• Exercise task: Write out the material below again, unchanged.

• Supplied records:
· · · ·

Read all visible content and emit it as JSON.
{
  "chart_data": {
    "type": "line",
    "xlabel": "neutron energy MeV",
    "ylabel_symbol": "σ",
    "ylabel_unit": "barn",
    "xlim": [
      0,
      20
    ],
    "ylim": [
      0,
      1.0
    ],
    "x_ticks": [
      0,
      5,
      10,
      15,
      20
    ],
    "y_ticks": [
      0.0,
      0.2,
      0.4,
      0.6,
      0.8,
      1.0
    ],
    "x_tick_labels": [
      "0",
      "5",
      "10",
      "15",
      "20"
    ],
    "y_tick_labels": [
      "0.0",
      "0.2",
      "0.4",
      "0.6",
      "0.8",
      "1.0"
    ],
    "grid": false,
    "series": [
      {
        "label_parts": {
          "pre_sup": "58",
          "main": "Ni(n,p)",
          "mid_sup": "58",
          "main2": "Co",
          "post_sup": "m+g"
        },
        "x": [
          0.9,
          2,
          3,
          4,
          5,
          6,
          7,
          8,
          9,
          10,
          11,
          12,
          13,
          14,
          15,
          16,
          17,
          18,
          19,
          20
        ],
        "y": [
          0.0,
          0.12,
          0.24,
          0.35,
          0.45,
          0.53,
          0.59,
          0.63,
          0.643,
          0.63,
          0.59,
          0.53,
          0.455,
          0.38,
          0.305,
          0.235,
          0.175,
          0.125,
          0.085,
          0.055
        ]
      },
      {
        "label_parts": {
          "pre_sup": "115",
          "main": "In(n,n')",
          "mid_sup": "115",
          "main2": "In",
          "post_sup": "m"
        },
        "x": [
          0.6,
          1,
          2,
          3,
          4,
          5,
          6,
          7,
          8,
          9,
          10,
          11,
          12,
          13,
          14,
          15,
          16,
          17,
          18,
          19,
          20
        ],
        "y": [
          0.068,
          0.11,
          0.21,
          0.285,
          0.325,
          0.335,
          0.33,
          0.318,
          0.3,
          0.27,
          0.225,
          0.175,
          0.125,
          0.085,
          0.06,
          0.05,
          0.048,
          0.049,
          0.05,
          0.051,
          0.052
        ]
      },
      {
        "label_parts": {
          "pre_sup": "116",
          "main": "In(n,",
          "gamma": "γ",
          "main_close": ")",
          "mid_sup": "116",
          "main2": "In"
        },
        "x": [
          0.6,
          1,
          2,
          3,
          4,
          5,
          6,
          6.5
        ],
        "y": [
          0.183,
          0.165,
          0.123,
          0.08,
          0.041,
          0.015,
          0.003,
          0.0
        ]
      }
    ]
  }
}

· · · ·

• Full answer:
Read all visible content and emit it as JSON.
{
  "chart_data": {
    "type": "line",
    "xlabel": "neutron energy MeV",
    "ylabel_symbol": "σ",
    "ylabel_unit": "barn",
    "xlim": [
      0,
      20
    ],
    "ylim": [
      0,
      1.0
    ],
    "x_ticks": [
      0,
      5,
      10,
      15,
      20
    ],
    "y_ticks": [
      0.0,
      0.2,
      0.4,
      0.6,
      0.8,
      1.0
    ],
    "x_tick_labels": [
      "0",
      "5",
      "10",
      "15",
      "20"
    ],
    "y_tick_labels": [
      "0.0",
      "0.2",
      "0.4",
      "0.6",
      "0.8",
      "1.0"
    ],
    "grid": false,
    "series": [
      {
        "label_parts": {
          "pre_sup": "58",
          "main": "Ni(n,p)",
          "mid_sup": "58",
          "main2": "Co",
          "post_sup": "m+g"
        },
        "x": [
          0.9,
          2,
          3,
          4,
          5,
          6,
          7,
          8,
          9,
          10,
          11,
          12,
          13,
          14,
          15,
          16,
          17,
          18,
          19,
          20
        ],
        "y": [
          0.0,
          0.12,
          0.24,
          0.35,
          0.45,
          0.53,
          0.59,
          0.63,
          0.643,
          0.63,
          0.59,
          0.53,
          0.455,
          0.38,
          0.305,
          0.235,
          0.175,
          0.125,
          0.085,
          0.055
        ]
      },
      {
        "label_parts": {
          "pre_sup": "115",
          "main": "In(n,n')",
          "mid_sup": "115",
          "main2": "In",
          "post_sup": "m"
        },
        "x": [
          0.6,
          1,
          2,
          3,
          4,
          5,
          6,
          7,
          8,
          9,
          10,
          11,
          12,
          13,
          14,
          15,
          16,
          17,
          18,
          19,
          20
        ],
        "y": [
          0.068,
          0.11,
          0.21,
          0.285,
          0.325,
          0.335,
          0.33,
          0.318,
          0.3,
          0.27,
          0.225,
          0.175,
          0.125,
          0.085,
          0.06,
          0.05,
          0.048,
          0.049,
          0.05,
          0.051,
          0.052
        ]
      },
      {
        "label_parts": {
          "pre_sup": "116",
          "main": "In(n,",
          "gamma": "γ",
          "main_close": ")",
          "mid_sup": "116",
          "main2": "In"
        },
        "x": [
          0.6,
          1,
          2,
          3,
          4,
          5,
          6,
          6.5
        ],
        "y": [
          0.183,
          0.165,
          0.123,
          0.08,
          0.041,
          0.015,
          0.003,
          0.0
        ]
      }
    ]
  }
}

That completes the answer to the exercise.